Reproduce every entry in the listing without alteration.

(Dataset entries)
════

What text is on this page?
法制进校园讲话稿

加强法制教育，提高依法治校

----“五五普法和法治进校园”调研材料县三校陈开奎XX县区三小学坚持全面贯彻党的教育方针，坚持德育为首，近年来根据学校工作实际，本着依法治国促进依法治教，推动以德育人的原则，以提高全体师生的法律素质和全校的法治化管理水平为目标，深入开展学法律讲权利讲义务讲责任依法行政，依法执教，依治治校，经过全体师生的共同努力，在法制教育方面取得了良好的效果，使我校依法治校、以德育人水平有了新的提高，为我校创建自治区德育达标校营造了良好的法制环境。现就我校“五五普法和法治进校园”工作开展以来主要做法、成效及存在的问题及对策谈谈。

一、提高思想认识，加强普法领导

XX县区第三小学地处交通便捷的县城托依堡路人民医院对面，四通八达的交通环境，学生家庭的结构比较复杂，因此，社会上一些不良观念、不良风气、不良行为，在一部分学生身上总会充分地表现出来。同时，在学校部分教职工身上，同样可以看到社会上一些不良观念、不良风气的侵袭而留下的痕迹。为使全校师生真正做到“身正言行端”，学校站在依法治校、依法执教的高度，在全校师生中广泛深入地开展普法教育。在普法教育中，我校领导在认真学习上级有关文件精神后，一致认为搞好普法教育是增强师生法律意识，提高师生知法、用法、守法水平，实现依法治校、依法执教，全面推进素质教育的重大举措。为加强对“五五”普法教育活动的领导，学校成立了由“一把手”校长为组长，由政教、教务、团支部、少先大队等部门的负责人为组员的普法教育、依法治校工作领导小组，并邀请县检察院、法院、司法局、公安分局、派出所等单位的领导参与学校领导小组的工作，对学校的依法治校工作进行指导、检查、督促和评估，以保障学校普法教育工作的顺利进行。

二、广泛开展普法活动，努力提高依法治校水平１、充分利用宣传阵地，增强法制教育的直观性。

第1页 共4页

════

*Task answer*.
What text is on this page?
法制进校园讲话稿

加强法制教育，提高依法治校

----“五五普法和法治进校园”调研材料县三校陈开奎XX县区三小学坚持全面贯彻党的教育方针，坚持德育为首，近年来根据学校工作实际，本着依法治国促进依法治教，推动以德育人的原则，以提高全体师生的法律素质和全校的法治化管理水平为目标，深入开展学法律讲权利讲义务讲责任依法行政，依法执教，依治治校，经过全体师生的共同努力，在法制教育方面取得了良好的效果，使我校依法治校、以德育人水平有了新的提高，为我校创建自治区德育达标校营造了良好的法制环境。现就我校“五五普法和法治进校园”工作开展以来主要做法、成效及存在的问题及对策谈谈。

一、提高思想认识，加强普法领导

XX县区第三小学地处交通便捷的县城托依堡路人民医院对面，四通八达的交通环境，学生家庭的结构比较复杂，因此，社会上一些不良观念、不良风气、不良行为，在一部分学生身上总会充分地表现出来。同时，在学校部分教职工身上，同样可以看到社会上一些不良观念、不良风气的侵袭而留下的痕迹。为使全校师生真正做到“身正言行端”，学校站在依法治校、依法执教的高度，在全校师生中广泛深入地开展普法教育。在普法教育中，我校领导在认真学习上级有关文件精神后，一致认为搞好普法教育是增强师生法律意识，提高师生知法、用法、守法水平，实现依法治校、依法执教，全面推进素质教育的重大举措。为加强对“五五”普法教育活动的领导，学校成立了由“一把手”校长为组长，由政教、教务、团支部、少先大队等部门的负责人为组员的普法教育、依法治校工作领导小组，并邀请县检察院、法院、司法局、公安分局、派出所等单位的领导参与学校领导小组的工作，对学校的依法治校工作进行指导、检查、督促和评估，以保障学校普法教育工作的顺利进行。

二、广泛开展普法活动，努力提高依法治校水平１、充分利用宣传阵地，增强法制教育的直观性。

第1页 共4页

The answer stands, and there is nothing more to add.